## BEGIN
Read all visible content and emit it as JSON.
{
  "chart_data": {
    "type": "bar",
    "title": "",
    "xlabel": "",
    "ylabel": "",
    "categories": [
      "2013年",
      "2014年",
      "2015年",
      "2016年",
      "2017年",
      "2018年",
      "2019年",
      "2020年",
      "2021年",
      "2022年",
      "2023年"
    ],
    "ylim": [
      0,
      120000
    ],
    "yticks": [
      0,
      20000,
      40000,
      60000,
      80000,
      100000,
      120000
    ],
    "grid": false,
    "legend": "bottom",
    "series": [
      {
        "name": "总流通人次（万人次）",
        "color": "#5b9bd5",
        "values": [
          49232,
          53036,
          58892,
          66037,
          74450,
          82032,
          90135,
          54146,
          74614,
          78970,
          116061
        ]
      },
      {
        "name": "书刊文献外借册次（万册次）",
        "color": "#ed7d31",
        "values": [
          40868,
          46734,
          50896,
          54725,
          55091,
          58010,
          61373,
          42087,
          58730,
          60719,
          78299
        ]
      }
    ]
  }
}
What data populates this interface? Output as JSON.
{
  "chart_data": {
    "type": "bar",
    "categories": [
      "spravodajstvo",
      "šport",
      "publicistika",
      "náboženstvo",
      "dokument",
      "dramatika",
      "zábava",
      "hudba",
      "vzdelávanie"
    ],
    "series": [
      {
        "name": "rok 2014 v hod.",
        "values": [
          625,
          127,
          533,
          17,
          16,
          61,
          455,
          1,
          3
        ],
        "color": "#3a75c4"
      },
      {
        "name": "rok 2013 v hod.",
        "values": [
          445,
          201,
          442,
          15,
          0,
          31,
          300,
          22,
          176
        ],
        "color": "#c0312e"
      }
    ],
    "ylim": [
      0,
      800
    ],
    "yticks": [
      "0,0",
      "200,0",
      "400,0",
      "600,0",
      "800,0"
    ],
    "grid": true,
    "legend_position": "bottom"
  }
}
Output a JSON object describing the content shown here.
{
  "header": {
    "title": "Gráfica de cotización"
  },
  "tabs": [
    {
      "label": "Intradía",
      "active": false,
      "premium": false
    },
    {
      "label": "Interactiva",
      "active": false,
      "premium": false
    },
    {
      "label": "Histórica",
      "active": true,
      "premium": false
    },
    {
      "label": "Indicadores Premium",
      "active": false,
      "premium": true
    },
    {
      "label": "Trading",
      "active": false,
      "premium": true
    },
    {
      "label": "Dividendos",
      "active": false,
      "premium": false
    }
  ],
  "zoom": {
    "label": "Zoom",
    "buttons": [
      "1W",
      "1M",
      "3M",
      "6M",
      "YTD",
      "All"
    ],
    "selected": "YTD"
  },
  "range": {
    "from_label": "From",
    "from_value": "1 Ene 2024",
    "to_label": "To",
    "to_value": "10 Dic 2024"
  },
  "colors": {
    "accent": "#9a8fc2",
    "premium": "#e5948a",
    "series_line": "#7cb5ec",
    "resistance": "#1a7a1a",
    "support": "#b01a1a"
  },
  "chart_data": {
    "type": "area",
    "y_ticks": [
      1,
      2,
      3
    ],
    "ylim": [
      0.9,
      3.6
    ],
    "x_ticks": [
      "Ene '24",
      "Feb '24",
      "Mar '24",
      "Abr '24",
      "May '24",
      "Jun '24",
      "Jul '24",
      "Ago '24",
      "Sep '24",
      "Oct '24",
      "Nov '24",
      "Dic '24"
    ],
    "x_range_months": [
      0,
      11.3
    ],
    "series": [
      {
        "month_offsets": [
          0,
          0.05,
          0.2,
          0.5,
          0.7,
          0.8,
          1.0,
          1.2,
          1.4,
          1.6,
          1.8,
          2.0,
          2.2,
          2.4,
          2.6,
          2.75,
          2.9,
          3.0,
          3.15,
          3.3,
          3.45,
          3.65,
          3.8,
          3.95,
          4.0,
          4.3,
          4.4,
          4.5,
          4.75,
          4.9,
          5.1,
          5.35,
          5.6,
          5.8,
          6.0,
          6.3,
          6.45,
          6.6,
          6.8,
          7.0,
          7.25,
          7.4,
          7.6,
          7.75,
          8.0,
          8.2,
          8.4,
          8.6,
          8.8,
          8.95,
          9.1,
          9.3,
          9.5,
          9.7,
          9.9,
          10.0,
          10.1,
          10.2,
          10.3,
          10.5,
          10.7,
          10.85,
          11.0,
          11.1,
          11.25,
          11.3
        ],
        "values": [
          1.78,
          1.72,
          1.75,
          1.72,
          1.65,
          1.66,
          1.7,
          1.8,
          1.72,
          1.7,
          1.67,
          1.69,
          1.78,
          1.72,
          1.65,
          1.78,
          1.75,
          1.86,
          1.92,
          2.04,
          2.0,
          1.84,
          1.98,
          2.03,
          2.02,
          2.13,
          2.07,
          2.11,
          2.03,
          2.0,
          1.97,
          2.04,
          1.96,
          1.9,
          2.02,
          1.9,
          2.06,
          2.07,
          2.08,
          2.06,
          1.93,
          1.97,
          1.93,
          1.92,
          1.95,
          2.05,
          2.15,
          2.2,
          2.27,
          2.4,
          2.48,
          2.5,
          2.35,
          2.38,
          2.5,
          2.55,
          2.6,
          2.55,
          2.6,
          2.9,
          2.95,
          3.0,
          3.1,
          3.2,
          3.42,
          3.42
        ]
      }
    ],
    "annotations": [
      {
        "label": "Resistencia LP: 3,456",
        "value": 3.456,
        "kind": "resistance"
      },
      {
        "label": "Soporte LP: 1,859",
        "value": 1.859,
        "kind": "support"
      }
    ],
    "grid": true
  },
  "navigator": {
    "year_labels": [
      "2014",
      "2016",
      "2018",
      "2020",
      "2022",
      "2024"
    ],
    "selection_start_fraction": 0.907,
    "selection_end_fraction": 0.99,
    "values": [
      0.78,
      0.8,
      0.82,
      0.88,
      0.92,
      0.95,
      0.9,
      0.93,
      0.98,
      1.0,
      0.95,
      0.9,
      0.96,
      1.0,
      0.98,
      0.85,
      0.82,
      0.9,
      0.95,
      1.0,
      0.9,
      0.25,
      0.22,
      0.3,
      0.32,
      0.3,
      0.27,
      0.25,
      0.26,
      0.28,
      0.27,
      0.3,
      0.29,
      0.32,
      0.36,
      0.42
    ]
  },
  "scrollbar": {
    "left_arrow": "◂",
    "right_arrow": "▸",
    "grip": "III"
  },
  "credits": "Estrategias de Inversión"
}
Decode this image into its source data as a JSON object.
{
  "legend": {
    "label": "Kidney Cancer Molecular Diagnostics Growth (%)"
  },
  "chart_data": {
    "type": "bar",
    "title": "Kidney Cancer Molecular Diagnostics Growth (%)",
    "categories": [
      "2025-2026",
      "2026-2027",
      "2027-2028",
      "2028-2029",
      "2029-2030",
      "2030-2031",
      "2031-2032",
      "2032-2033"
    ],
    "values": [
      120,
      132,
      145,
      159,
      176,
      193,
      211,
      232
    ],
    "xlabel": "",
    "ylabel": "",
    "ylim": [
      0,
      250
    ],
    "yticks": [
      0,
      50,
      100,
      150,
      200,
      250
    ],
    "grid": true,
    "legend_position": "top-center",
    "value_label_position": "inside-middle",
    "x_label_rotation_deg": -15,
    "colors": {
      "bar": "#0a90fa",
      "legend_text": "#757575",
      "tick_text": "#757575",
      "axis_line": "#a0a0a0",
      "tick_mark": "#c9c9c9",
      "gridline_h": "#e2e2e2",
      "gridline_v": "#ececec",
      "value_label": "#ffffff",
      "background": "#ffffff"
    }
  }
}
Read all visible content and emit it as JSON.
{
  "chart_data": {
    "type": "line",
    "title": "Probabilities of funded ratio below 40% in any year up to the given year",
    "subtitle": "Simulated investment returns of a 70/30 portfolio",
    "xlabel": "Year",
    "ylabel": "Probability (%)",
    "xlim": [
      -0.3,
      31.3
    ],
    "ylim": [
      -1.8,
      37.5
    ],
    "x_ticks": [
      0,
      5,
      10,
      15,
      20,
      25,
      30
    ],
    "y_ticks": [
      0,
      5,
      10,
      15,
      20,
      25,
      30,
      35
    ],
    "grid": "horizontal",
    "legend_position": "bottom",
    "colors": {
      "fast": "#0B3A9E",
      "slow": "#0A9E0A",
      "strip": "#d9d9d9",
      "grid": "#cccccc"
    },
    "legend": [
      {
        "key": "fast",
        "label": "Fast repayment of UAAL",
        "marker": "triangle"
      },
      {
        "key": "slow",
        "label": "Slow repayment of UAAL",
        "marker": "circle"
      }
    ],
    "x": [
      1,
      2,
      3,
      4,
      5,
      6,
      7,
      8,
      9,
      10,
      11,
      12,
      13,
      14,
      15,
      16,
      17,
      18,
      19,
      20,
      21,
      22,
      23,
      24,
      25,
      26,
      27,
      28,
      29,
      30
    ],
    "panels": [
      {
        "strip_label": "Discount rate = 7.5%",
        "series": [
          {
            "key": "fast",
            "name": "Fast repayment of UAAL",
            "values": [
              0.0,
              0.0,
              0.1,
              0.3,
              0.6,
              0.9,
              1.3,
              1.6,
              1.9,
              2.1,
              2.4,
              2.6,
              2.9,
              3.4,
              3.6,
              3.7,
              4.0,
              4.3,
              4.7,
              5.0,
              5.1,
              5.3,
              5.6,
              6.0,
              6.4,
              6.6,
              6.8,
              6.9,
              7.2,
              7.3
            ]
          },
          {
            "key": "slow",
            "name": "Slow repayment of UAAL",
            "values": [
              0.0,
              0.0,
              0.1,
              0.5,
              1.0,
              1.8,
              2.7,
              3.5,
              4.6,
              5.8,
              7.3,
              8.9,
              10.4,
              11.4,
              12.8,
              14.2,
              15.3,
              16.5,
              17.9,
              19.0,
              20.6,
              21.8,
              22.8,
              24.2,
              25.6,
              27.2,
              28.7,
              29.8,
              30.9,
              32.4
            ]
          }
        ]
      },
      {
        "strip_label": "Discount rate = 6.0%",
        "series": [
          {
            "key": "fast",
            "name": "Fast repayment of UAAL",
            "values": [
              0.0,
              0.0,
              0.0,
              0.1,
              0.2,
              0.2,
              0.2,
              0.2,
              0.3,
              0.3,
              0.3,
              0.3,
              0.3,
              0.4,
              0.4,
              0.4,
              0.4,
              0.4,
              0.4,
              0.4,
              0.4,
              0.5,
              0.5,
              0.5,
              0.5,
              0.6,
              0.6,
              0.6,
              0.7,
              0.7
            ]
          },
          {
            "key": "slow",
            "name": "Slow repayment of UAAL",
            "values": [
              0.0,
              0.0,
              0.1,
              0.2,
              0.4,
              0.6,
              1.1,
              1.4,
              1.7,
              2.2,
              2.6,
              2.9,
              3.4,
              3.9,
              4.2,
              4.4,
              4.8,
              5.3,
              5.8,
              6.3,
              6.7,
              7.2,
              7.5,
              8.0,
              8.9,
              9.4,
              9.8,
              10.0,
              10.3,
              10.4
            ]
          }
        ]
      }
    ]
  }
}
## END
### STATED EXERCISE
Collect every line with the string "resistance" from the records, and copy each.

### FINAL RESULT
    "resistance": "#1a7a1a",
        "kind": "resistance"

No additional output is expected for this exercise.